Data items

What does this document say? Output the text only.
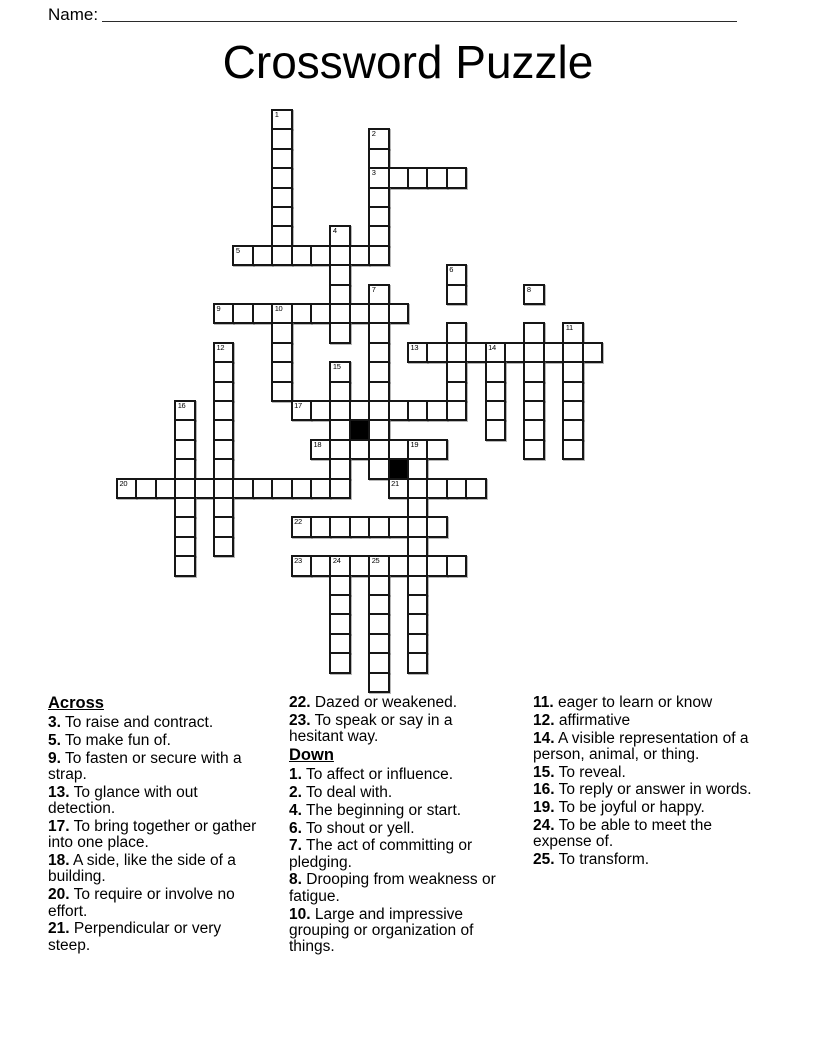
Name:
Crossword Puzzle
1
2
3
4
5
6
7	8
9	10
11
12	13	14
15
16	17
18	19
20	21
22
23	24	25
Across

3. To raise and contract.

5. To make fun of.

9. To fasten or secure with a strap.

13. To glance with out detection.

17. To bring together or gather into one place.

18. A side, like the side of a building.

20. To require or involve no effort.

21. Perpendicular or very steep.

22. Dazed or weakened.

23. To speak or say in a hesitant way.

Down

1. To affect or influence.

2. To deal with.

4. The beginning or start.

6. To shout or yell.

7. The act of committing or pledging.

8. Drooping from weakness or fatigue.

10. Large and impressive grouping or organization of things.

11. eager to learn or know

12. affirmative

14. A visible representation of a person, animal, or thing.

15. To reveal.

16. To reply or answer in words.

19. To be joyful or happy.

24. To be able to meet the expense of.

25. To transform.
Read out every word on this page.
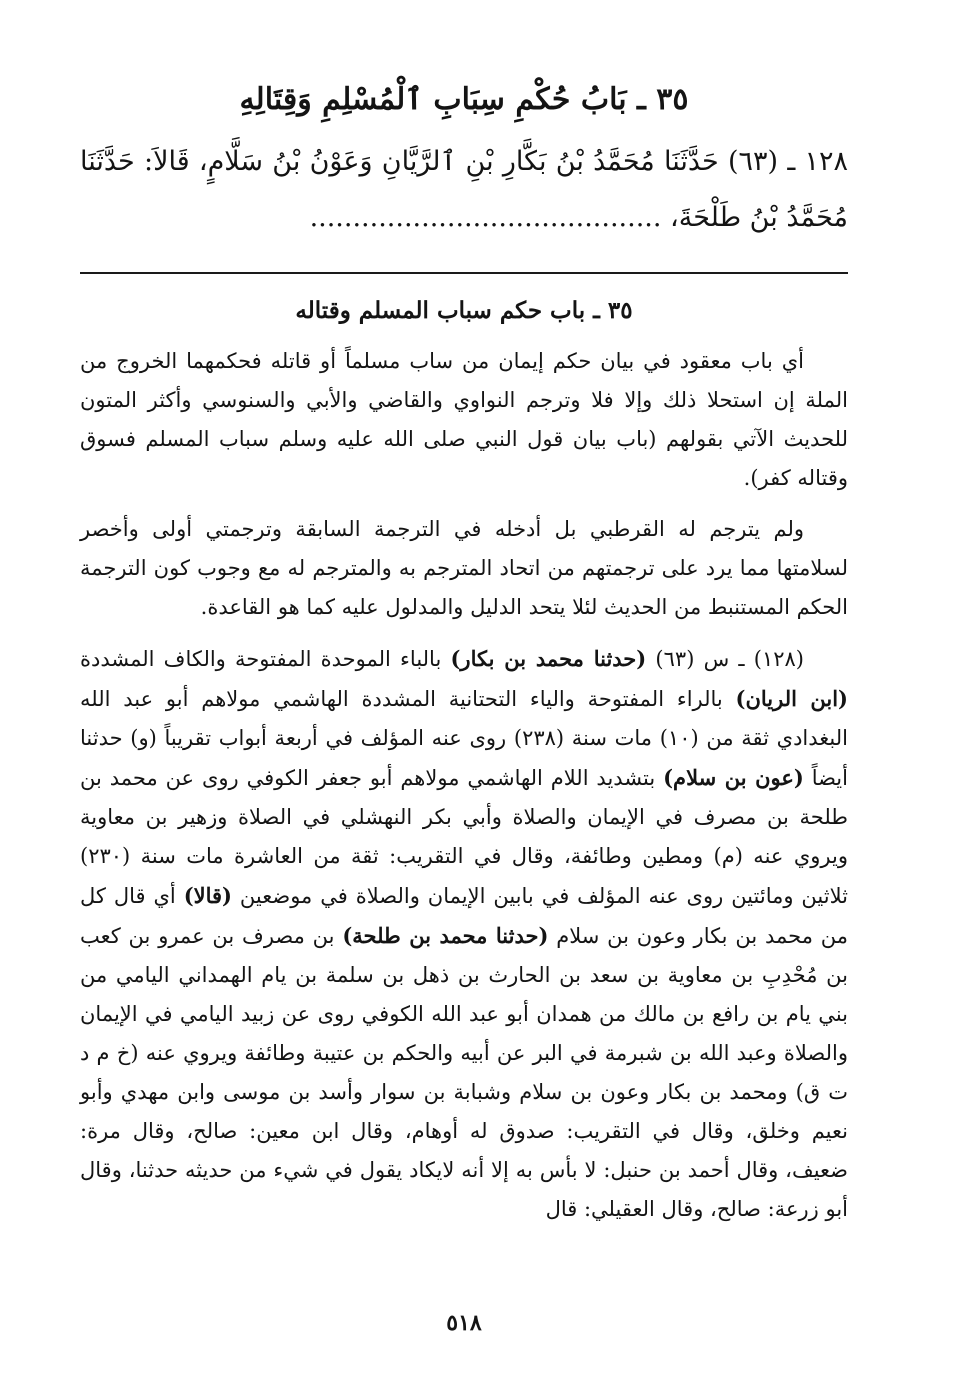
٣٥ ـ بَابُ حُكْمِ سِبَابِ ٱلْمُسْلِمِ وَقِتَالِهِ

١٢٨ ـ (٦٣) حَدَّثَنَا مُحَمَّدُ بْنُ بَكَّارِ بْنِ ٱلرَّيَّانِ وَعَوْنُ بْنُ سَلَّامٍ، قَالاَ: حَدَّثَنَا مُحَمَّدُ بْنُ طَلْحَةَ، .........................................

٣٥ ـ باب حكم سباب المسلم وقتاله

أي باب معقود في بيان حكم إيمان من ساب مسلماً أو قاتله فحكمهما الخروج من الملة إن استحلا ذلك وإلا فلا وترجم النواوي والقاضي والأبي والسنوسي وأكثر المتون للحديث الآتي بقولهم (باب بيان قول النبي صلى الله عليه وسلم سباب المسلم فسوق وقتاله كفر).

ولم يترجم له القرطبي بل أدخله في الترجمة السابقة وترجمتي أولى وأخصر لسلامتها مما يرد على ترجمتهم من اتحاد المترجم به والمترجم له مع وجوب كون الترجمة الحكم المستنبط من الحديث لئلا يتحد الدليل والمدلول عليه كما هو القاعدة.

(١٢٨) ـ س (٦٣) (حدثنا محمد بن بكار) بالباء الموحدة المفتوحة والكاف المشددة (ابن الريان) بالراء المفتوحة والياء التحتانية المشددة الهاشمي مولاهم أبو عبد الله البغدادي ثقة من (١٠) مات سنة (٢٣٨) روى عنه المؤلف في أربعة أبواب تقريباً (و) حدثنا أيضاً (عون بن سلام) بتشديد اللام الهاشمي مولاهم أبو جعفر الكوفي روى عن محمد بن طلحة بن مصرف في الإيمان والصلاة وأبي بكر النهشلي في الصلاة وزهير بن معاوية ويروي عنه (م) ومطين وطائفة، وقال في التقريب: ثقة من العاشرة مات سنة (٢٣٠) ثلاثين ومائتين روى عنه المؤلف في بابين الإيمان والصلاة في موضعين (قالا) أي قال كل من محمد بن بكار وعون بن سلام (حدثنا محمد بن طلحة) بن مصرف بن عمرو بن كعب بن مُحْدِبِ بن معاوية بن سعد بن الحارث بن ذهل بن سلمة بن يام الهمداني اليامي من بني يام بن رافع بن مالك من همدان أبو عبد الله الكوفي روى عن زبيد اليامي في الإيمان والصلاة وعبد الله بن شبرمة في البر عن أبيه والحكم بن عتيبة وطائفة ويروي عنه (خ م د ت ق) ومحمد بن بكار وعون بن سلام وشبابة بن سوار وأسد بن موسى وابن مهدي وأبو نعيم وخلق، وقال في التقريب: صدوق له أوهام، وقال ابن معين: صالح، وقال مرة: ضعيف، وقال أحمد بن حنبل: لا بأس به إلا أنه لايكاد يقول في شيء من حديثه حدثنا، وقال أبو زرعة: صالح، وقال العقيلي: قال

٥١٨
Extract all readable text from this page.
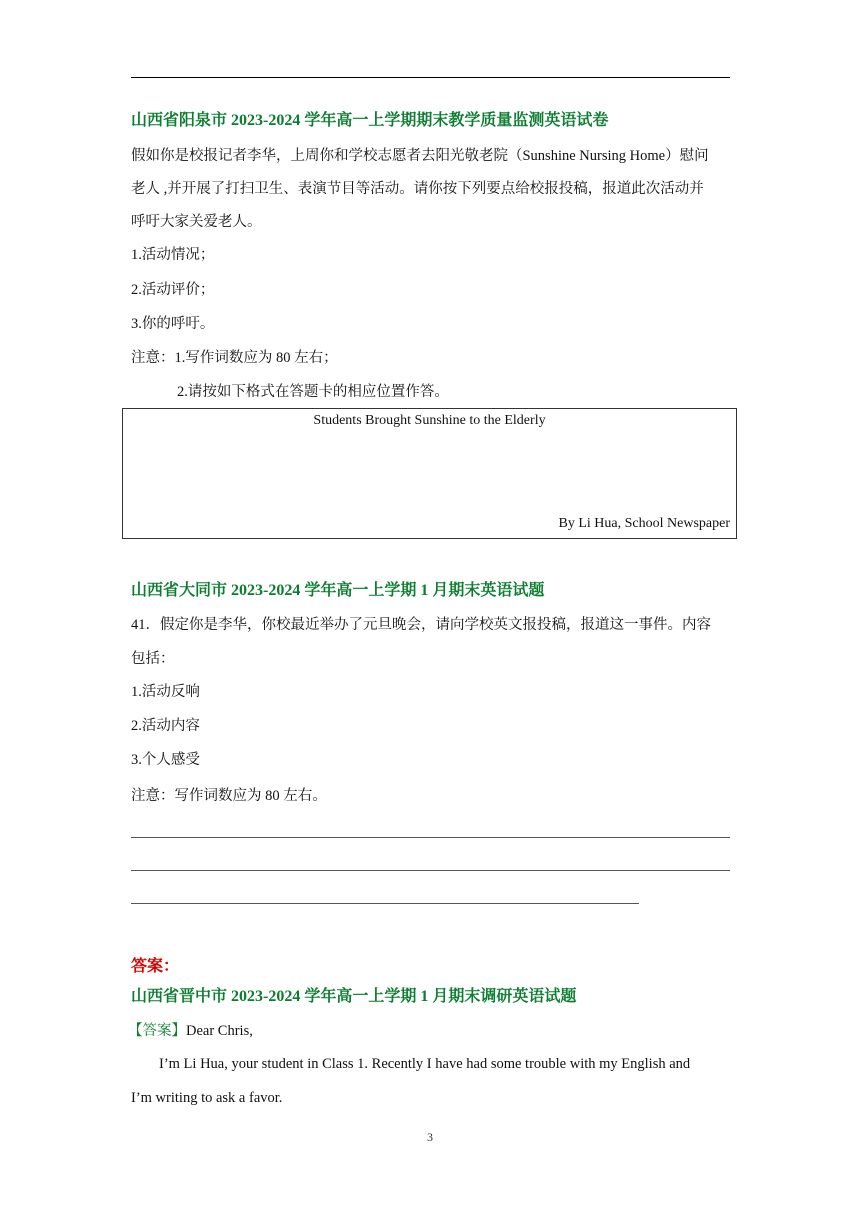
山西省阳泉市 2023-2024 学年高一上学期期末教学质量监测英语试卷
假如你是校报记者李华，上周你和学校志愿者去阳光敬老院（Sunshine Nursing Home）慰问
老人 ,并开展了打扫卫生、表演节目等活动。请你按下列要点给校报投稿，报道此次活动并
呼吁大家关爱老人。
1.活动情况；
2.活动评价；
3.你的呼吁。
注意：1.写作词数应为 80 左右；
2.请按如下格式在答题卡的相应位置作答。
Students Brought Sunshine to the Elderly
By Li Hua, School Newspaper
山西省大同市 2023-2024 学年高一上学期 1 月期末英语试题
41．假定你是李华，你校最近举办了元旦晚会，请向学校英文报投稿，报道这一事件。内容
包括：
1.活动反响
2.活动内容
3.个人感受
注意：写作词数应为 80 左右。
答案：
山西省晋中市 2023-2024 学年高一上学期 1 月期末调研英语试题
【答案】Dear Chris,
I’m Li Hua, your student in Class 1. Recently I have had some trouble with my English and
I’m writing to ask a favor.
3
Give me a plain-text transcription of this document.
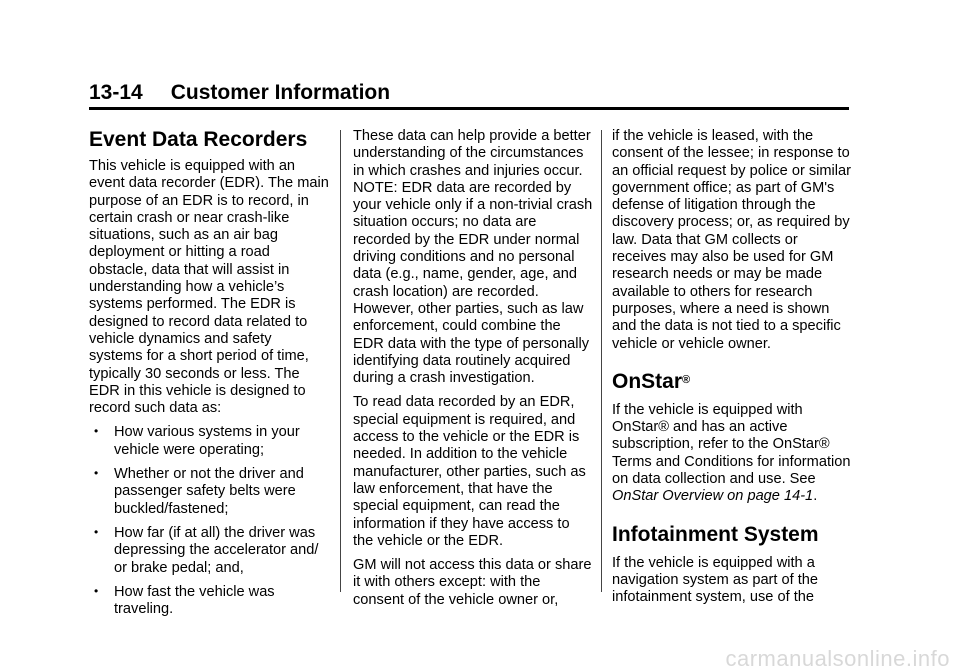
13-14 Customer Information
Event Data Recorders

This vehicle is equipped with an event data recorder (EDR). The main purpose of an EDR is to record, in certain crash or near crash-like situations, such as an air bag deployment or hitting a road obstacle, data that will assist in understanding how a vehicle’s systems performed. The EDR is designed to record data related to vehicle dynamics and safety systems for a short period of time, typically 30 seconds or less. The EDR in this vehicle is designed to record such data as:

• How various systems in your vehicle were operating;
• Whether or not the driver and passenger safety belts were buckled/fastened;
• How far (if at all) the driver was depressing the accelerator and/ or brake pedal; and,
• How fast the vehicle was traveling.

These data can help provide a better understanding of the circumstances in which crashes and injuries occur. NOTE: EDR data are recorded by your vehicle only if a non-trivial crash situation occurs; no data are recorded by the EDR under normal driving conditions and no personal data (e.g., name, gender, age, and crash location) are recorded. However, other parties, such as law enforcement, could combine the EDR data with the type of personally identifying data routinely acquired during a crash investigation.

To read data recorded by an EDR, special equipment is required, and access to the vehicle or the EDR is needed. In addition to the vehicle manufacturer, other parties, such as law enforcement, that have the special equipment, can read the information if they have access to the vehicle or the EDR.

GM will not access this data or share it with others except: with the consent of the vehicle owner or,

if the vehicle is leased, with the consent of the lessee; in response to an official request by police or similar government office; as part of GM's defense of litigation through the discovery process; or, as required by law. Data that GM collects or receives may also be used for GM research needs or may be made available to others for research purposes, where a need is shown and the data is not tied to a specific vehicle or vehicle owner.

OnStar®

If the vehicle is equipped with OnStar® and has an active subscription, refer to the OnStar® Terms and Conditions for information on data collection and use. See OnStar Overview on page 14‑1.

Infotainment System

If the vehicle is equipped with a navigation system as part of the infotainment system, use of the

carmanualsonline.info
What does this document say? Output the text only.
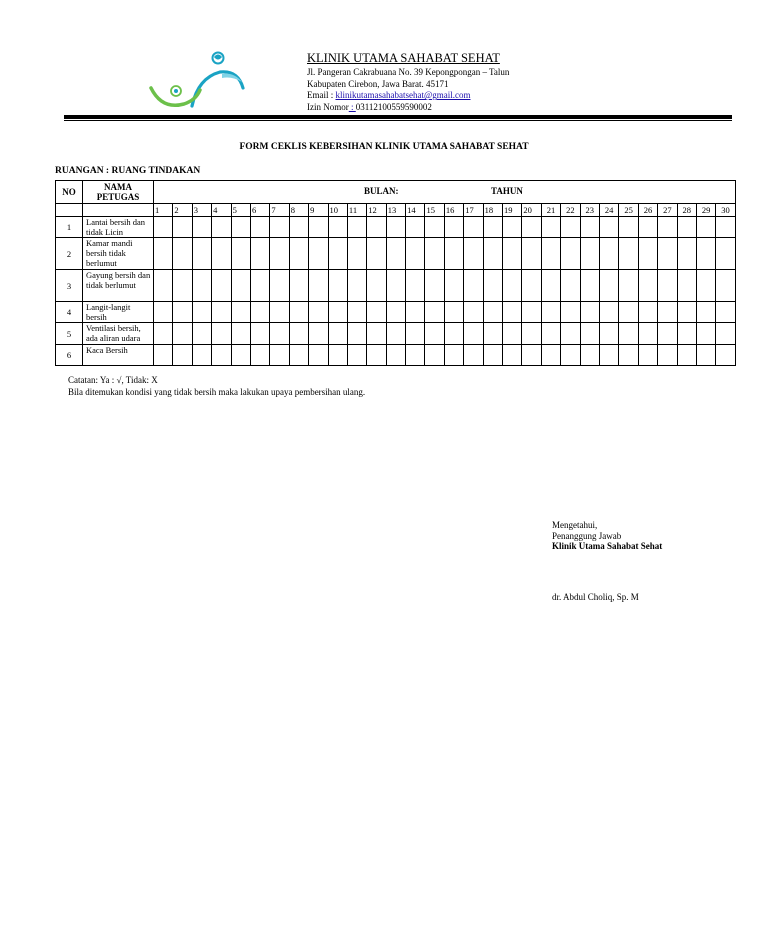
KLINIK UTAMA SAHABAT SEHAT
Jl. Pangeran Cakrabuana No. 39 Kepongpongan – Talun
Kabupaten Cirebon, Jawa Barat. 45171
Email : klinikutamasahabatsehat@gmail.com
Izin Nomor : 03112100559590002
FORM CEKLIS KEBERSIHAN KLINIK UTAMA SAHABAT SEHAT
RUANGAN : RUANG TINDAKAN
NO	NAMA PETUGAS	BULAN: TAHUN																													

		1	2	3	4	5	6	7	8	9	10	11	12	13	14	15	16	17	18	19	20	21	22	23	24	25	26	27	28	29	30
1	Lantai bersih dan tidak Licin																														
2	Kamar mandi bersih tidak berlumut																														
3	Gayung bersih dan tidak berlumut																														
4	Langit-langit bersih																														
5	Ventilasi bersih, ada aliran udara																														
6	Kaca Bersih																														
Catatan: Ya : √, Tidak: X
Bila ditemukan kondisi yang tidak bersih maka lakukan upaya pembersihan ulang.
Mengetahui,
Penanggung Jawab
Klinik Utama Sahabat Sehat
dr. Abdul Choliq, Sp. M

EXERCISE DETAILS ▸ Report each line of the material above where the word "parties" appears.

CORRECT RESPONSE ▸
These data can help provide a better understanding of the circumstances in which crashes and injuries occur. NOTE: EDR data are recorded by your vehicle only if a non-trivial crash situation occurs; no data are recorded by the EDR under normal driving conditions and no personal data (e.g., name, gender, age, and crash location) are recorded. However, other parties, such as law enforcement, could combine the EDR data with the type of personally identifying data routinely acquired during a crash investigation.
To read data recorded by an EDR, special equipment is required, and access to the vehicle or the EDR is needed. In addition to the vehicle manufacturer, other parties, such as law enforcement, that have the special equipment, can read the information if they have access to the vehicle or the EDR.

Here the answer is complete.